_Task goal_:
Search the data for the word "content". Reproduce every line where it is found.

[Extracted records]
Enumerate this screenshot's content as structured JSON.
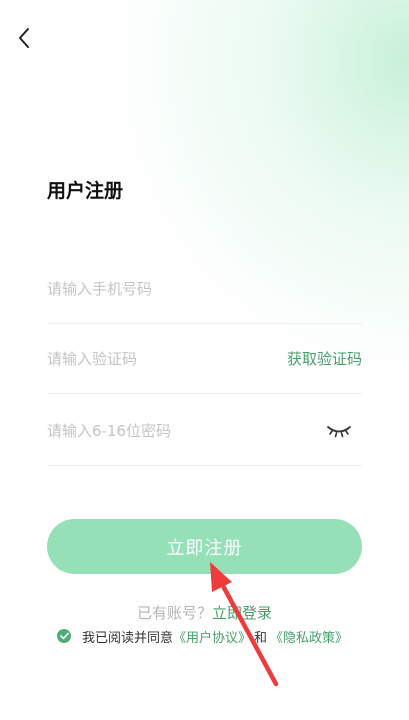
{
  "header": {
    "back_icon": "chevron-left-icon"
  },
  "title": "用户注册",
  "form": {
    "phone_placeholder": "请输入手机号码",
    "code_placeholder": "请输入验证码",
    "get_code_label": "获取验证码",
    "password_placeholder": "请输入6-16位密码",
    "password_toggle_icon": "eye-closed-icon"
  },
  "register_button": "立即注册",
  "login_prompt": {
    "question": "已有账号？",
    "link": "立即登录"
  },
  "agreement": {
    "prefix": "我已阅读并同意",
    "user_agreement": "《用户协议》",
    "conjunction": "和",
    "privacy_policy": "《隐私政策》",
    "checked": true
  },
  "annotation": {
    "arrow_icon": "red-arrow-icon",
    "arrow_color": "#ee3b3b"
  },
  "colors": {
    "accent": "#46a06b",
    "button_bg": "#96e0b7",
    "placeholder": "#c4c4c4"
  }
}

---

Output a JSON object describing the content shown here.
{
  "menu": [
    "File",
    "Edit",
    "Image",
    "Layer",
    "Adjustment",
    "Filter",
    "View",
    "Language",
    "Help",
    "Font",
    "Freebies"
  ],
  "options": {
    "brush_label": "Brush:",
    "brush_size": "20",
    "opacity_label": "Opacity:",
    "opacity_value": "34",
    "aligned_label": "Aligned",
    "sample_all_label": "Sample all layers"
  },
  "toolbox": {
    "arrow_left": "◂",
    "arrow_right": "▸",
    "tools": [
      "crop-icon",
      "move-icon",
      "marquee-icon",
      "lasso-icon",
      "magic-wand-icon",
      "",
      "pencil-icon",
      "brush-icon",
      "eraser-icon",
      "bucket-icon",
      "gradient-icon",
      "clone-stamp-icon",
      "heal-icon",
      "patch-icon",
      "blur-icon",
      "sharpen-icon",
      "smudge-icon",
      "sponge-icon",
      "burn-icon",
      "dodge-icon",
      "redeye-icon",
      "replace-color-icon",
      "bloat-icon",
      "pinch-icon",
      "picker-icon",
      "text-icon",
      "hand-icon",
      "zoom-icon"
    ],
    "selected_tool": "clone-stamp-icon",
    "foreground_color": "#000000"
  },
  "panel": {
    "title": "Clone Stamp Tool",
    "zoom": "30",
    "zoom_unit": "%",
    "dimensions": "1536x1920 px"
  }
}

_Result for this task_:
Enumerate this screenshot's content as structured JSON.
Output a JSON object describing the content shown here.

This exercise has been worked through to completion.